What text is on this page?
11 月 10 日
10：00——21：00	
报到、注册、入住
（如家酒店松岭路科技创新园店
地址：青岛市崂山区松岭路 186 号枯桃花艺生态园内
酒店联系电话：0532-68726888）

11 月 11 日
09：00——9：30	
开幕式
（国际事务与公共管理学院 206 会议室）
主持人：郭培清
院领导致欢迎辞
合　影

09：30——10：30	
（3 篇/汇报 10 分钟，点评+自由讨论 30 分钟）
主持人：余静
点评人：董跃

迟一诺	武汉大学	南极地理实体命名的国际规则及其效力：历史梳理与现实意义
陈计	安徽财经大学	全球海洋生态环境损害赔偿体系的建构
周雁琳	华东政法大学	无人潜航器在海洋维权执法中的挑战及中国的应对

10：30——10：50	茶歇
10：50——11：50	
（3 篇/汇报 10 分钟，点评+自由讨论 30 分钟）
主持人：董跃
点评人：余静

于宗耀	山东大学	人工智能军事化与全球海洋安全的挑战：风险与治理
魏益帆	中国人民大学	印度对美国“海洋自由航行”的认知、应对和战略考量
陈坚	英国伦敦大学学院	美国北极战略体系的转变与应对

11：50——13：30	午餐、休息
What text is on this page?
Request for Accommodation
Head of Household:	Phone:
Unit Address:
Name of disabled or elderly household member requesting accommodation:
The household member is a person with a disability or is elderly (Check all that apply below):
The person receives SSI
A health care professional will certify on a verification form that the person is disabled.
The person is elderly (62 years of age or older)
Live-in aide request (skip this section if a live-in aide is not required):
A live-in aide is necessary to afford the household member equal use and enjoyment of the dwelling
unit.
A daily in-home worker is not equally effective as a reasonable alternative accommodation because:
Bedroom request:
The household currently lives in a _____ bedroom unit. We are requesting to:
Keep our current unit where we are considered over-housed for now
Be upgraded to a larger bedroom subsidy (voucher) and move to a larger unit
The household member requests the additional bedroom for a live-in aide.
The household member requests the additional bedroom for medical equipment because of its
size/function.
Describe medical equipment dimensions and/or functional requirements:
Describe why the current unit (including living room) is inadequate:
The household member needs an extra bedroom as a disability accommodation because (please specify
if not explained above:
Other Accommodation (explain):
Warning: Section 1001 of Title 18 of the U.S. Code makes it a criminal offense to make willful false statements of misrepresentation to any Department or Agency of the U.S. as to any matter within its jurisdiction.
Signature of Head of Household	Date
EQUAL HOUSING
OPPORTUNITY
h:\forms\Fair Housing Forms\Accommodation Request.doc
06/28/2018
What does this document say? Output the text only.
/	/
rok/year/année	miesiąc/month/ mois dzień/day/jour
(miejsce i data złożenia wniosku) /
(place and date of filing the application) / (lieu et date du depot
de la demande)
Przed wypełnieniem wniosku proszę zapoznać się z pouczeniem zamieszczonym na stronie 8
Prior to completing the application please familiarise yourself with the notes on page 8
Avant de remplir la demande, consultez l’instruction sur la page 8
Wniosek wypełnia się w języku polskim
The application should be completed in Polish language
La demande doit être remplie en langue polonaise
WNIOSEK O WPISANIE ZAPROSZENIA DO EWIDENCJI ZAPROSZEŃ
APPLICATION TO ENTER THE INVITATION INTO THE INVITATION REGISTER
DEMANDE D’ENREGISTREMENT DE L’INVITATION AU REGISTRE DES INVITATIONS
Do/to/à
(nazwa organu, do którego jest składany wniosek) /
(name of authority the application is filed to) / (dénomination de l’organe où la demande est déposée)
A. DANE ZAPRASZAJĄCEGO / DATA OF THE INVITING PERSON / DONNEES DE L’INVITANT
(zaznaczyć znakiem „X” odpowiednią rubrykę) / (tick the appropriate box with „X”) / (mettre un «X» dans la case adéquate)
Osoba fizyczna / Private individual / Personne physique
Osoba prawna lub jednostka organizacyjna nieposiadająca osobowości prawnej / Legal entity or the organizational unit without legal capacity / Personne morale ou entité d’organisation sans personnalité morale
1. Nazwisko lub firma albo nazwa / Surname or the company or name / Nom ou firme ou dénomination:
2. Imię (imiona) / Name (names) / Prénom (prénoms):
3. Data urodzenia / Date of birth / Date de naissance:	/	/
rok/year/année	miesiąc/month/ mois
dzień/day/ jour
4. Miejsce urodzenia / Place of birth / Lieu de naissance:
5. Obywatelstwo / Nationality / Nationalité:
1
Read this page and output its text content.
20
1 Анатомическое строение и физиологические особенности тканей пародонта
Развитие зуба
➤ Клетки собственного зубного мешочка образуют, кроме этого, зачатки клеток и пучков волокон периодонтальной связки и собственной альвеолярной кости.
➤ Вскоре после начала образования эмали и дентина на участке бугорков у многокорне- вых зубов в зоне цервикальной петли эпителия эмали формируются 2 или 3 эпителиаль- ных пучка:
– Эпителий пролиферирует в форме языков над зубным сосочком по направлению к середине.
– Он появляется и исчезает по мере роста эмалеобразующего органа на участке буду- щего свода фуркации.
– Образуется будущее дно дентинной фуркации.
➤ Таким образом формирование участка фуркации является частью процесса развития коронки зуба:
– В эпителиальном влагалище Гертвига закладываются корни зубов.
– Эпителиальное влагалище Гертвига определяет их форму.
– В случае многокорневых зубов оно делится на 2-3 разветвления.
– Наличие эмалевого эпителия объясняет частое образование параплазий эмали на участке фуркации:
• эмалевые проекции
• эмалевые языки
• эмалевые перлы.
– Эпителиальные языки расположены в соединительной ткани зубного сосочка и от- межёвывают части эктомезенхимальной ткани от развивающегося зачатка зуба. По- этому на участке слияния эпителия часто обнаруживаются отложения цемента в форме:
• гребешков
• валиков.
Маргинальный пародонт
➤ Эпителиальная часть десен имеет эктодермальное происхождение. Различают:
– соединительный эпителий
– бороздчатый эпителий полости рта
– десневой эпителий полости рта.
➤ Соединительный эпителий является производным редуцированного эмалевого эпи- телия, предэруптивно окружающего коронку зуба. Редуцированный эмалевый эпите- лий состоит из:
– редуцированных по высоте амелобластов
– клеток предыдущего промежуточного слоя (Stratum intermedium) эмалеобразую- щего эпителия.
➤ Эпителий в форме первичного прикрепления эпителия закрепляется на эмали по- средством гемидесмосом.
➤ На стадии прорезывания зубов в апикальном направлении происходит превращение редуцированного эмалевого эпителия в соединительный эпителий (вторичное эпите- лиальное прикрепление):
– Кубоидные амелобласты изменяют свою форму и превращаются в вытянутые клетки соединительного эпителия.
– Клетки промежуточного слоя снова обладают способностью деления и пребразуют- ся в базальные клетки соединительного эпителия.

WHAT THIS TASK INVOLVES:
The records above should all be quoted exactly, please.

TASK SOLUTION:
What text is on this page?
11 月 10 日
10：00——21：00	
报到、注册、入住
（如家酒店松岭路科技创新园店
地址：青岛市崂山区松岭路 186 号枯桃花艺生态园内
酒店联系电话：0532-68726888）

11 月 11 日
09：00——9：30	
开幕式
（国际事务与公共管理学院 206 会议室）
主持人：郭培清
院领导致欢迎辞
合　影

09：30——10：30	
（3 篇/汇报 10 分钟，点评+自由讨论 30 分钟）
主持人：余静
点评人：董跃

迟一诺	武汉大学	南极地理实体命名的国际规则及其效力：历史梳理与现实意义
陈计	安徽财经大学	全球海洋生态环境损害赔偿体系的建构
周雁琳	华东政法大学	无人潜航器在海洋维权执法中的挑战及中国的应对

10：30——10：50	茶歇
10：50——11：50	
（3 篇/汇报 10 分钟，点评+自由讨论 30 分钟）
主持人：董跃
点评人：余静

于宗耀	山东大学	人工智能军事化与全球海洋安全的挑战：风险与治理
魏益帆	中国人民大学	印度对美国“海洋自由航行”的认知、应对和战略考量
陈坚	英国伦敦大学学院	美国北极战略体系的转变与应对

11：50——13：30	午餐、休息
What text is on this page?
Request for Accommodation
Head of Household:	Phone:
Unit Address:
Name of disabled or elderly household member requesting accommodation:
The household member is a person with a disability or is elderly (Check all that apply below):
The person receives SSI
A health care professional will certify on a verification form that the person is disabled.
The person is elderly (62 years of age or older)
Live-in aide request (skip this section if a live-in aide is not required):
A live-in aide is necessary to afford the household member equal use and enjoyment of the dwelling
unit.
A daily in-home worker is not equally effective as a reasonable alternative accommodation because:
Bedroom request:
The household currently lives in a _____ bedroom unit. We are requesting to:
Keep our current unit where we are considered over-housed for now
Be upgraded to a larger bedroom subsidy (voucher) and move to a larger unit
The household member requests the additional bedroom for a live-in aide.
The household member requests the additional bedroom for medical equipment because of its
size/function.
Describe medical equipment dimensions and/or functional requirements:
Describe why the current unit (including living room) is inadequate:
The household member needs an extra bedroom as a disability accommodation because (please specify
if not explained above:
Other Accommodation (explain):
Warning: Section 1001 of Title 18 of the U.S. Code makes it a criminal offense to make willful false statements of misrepresentation to any Department or Agency of the U.S. as to any matter within its jurisdiction.
Signature of Head of Household	Date
EQUAL HOUSING
OPPORTUNITY
h:\forms\Fair Housing Forms\Accommodation Request.doc
06/28/2018
What does this document say? Output the text only.
/	/
rok/year/année	miesiąc/month/ mois dzień/day/jour
(miejsce i data złożenia wniosku) /
(place and date of filing the application) / (lieu et date du depot
de la demande)
Przed wypełnieniem wniosku proszę zapoznać się z pouczeniem zamieszczonym na stronie 8
Prior to completing the application please familiarise yourself with the notes on page 8
Avant de remplir la demande, consultez l’instruction sur la page 8
Wniosek wypełnia się w języku polskim
The application should be completed in Polish language
La demande doit être remplie en langue polonaise
WNIOSEK O WPISANIE ZAPROSZENIA DO EWIDENCJI ZAPROSZEŃ
APPLICATION TO ENTER THE INVITATION INTO THE INVITATION REGISTER
DEMANDE D’ENREGISTREMENT DE L’INVITATION AU REGISTRE DES INVITATIONS
Do/to/à
(nazwa organu, do którego jest składany wniosek) /
(name of authority the application is filed to) / (dénomination de l’organe où la demande est déposée)
A. DANE ZAPRASZAJĄCEGO / DATA OF THE INVITING PERSON / DONNEES DE L’INVITANT
(zaznaczyć znakiem „X” odpowiednią rubrykę) / (tick the appropriate box with „X”) / (mettre un «X» dans la case adéquate)
Osoba fizyczna / Private individual / Personne physique
Osoba prawna lub jednostka organizacyjna nieposiadająca osobowości prawnej / Legal entity or the organizational unit without legal capacity / Personne morale ou entité d’organisation sans personnalité morale
1. Nazwisko lub firma albo nazwa / Surname or the company or name / Nom ou firme ou dénomination:
2. Imię (imiona) / Name (names) / Prénom (prénoms):
3. Data urodzenia / Date of birth / Date de naissance:	/	/
rok/year/année	miesiąc/month/ mois
dzień/day/ jour
4. Miejsce urodzenia / Place of birth / Lieu de naissance:
5. Obywatelstwo / Nationality / Nationalité:
1
Read this page and output its text content.
20
1 Анатомическое строение и физиологические особенности тканей пародонта
Развитие зуба
➤ Клетки собственного зубного мешочка образуют, кроме этого, зачатки клеток и пучков волокон периодонтальной связки и собственной альвеолярной кости.
➤ Вскоре после начала образования эмали и дентина на участке бугорков у многокорне- вых зубов в зоне цервикальной петли эпителия эмали формируются 2 или 3 эпителиаль- ных пучка:
– Эпителий пролиферирует в форме языков над зубным сосочком по направлению к середине.
– Он появляется и исчезает по мере роста эмалеобразующего органа на участке буду- щего свода фуркации.
– Образуется будущее дно дентинной фуркации.
➤ Таким образом формирование участка фуркации является частью процесса развития коронки зуба:
– В эпителиальном влагалище Гертвига закладываются корни зубов.
– Эпителиальное влагалище Гертвига определяет их форму.
– В случае многокорневых зубов оно делится на 2-3 разветвления.
– Наличие эмалевого эпителия объясняет частое образование параплазий эмали на участке фуркации:
• эмалевые проекции
• эмалевые языки
• эмалевые перлы.
– Эпителиальные языки расположены в соединительной ткани зубного сосочка и от- межёвывают части эктомезенхимальной ткани от развивающегося зачатка зуба. По- этому на участке слияния эпителия часто обнаруживаются отложения цемента в форме:
• гребешков
• валиков.
Маргинальный пародонт
➤ Эпителиальная часть десен имеет эктодермальное происхождение. Различают:
– соединительный эпителий
– бороздчатый эпителий полости рта
– десневой эпителий полости рта.
➤ Соединительный эпителий является производным редуцированного эмалевого эпи- телия, предэруптивно окружающего коронку зуба. Редуцированный эмалевый эпите- лий состоит из:
– редуцированных по высоте амелобластов
– клеток предыдущего промежуточного слоя (Stratum intermedium) эмалеобразую- щего эпителия.
➤ Эпителий в форме первичного прикрепления эпителия закрепляется на эмали по- средством гемидесмосом.
➤ На стадии прорезывания зубов в апикальном направлении происходит превращение редуцированного эмалевого эпителия в соединительный эпителий (вторичное эпите- лиальное прикрепление):
– Кубоидные амелобласты изменяют свою форму и превращаются в вытянутые клетки соединительного эпителия.
– Клетки промежуточного слоя снова обладают способностью деления и пребразуют- ся в базальные клетки соединительного эпителия.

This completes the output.